_Material shown_
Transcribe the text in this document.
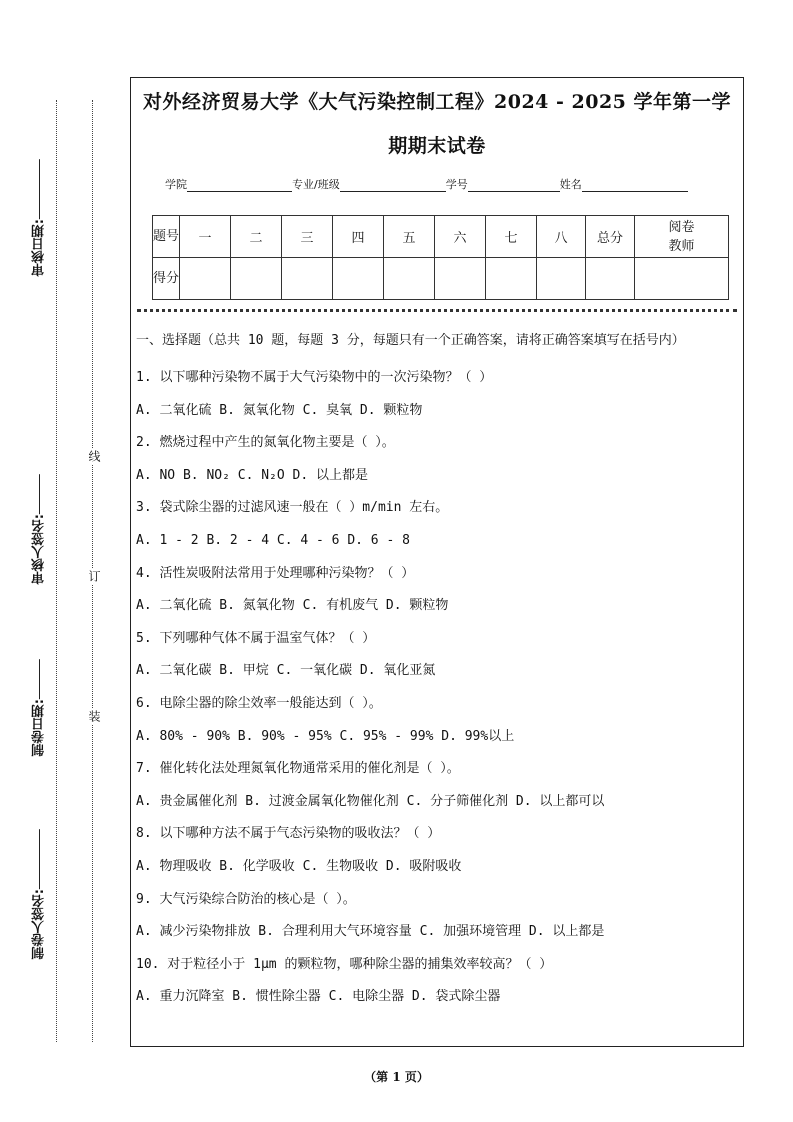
审核日期:
审核人签名:
制卷日期:
制卷人签名:
线
订
装
对外经济贸易大学《大气污染控制工程》2024 - 2025 学年第一学
期期末试卷
学院	专业/班级	学号	姓名
题号	一	二	三	四	五	六	七	八	总分	阅卷教师
得分										
一、选择题（总共 10 题，每题 3 分，每题只有一个正确答案，请将正确答案填写在括号内）
1. 以下哪种污染物不属于大气污染物中的一次污染物？（ ）
A. 二氧化硫 B. 氮氧化物 C. 臭氧 D. 颗粒物
2. 燃烧过程中产生的氮氧化物主要是（ ）。
A. NO B. NO₂ C. N₂O D. 以上都是
3. 袋式除尘器的过滤风速一般在（ ）m/min 左右。
A. 1 - 2 B. 2 - 4 C. 4 - 6 D. 6 - 8
4. 活性炭吸附法常用于处理哪种污染物？（ ）
A. 二氧化硫 B. 氮氧化物 C. 有机废气 D. 颗粒物
5. 下列哪种气体不属于温室气体？（ ）
A. 二氧化碳 B. 甲烷 C. 一氧化碳 D. 氧化亚氮
6. 电除尘器的除尘效率一般能达到（ ）。
A. 80% - 90% B. 90% - 95% C. 95% - 99% D. 99%以上
7. 催化转化法处理氮氧化物通常采用的催化剂是（ ）。
A. 贵金属催化剂 B. 过渡金属氧化物催化剂 C. 分子筛催化剂 D. 以上都可以
8. 以下哪种方法不属于气态污染物的吸收法？（ ）
A. 物理吸收 B. 化学吸收 C. 生物吸收 D. 吸附吸收
9. 大气污染综合防治的核心是（ ）。
A. 减少污染物排放 B. 合理利用大气环境容量 C. 加强环境管理 D. 以上都是
10. 对于粒径小于 1μm 的颗粒物，哪种除尘器的捕集效率较高？（ ）
A. 重力沉降室 B. 惯性除尘器 C. 电除尘器 D. 袋式除尘器
（第 1 页）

_What the task asks_
Identify each line holding the string "以上都是", and copy it out.

_Response to this task_
A. NO B. NO₂ C. N₂O D. 以上都是
A. 减少污染物排放 B. 合理利用大气环境容量 C. 加强环境管理 D. 以上都是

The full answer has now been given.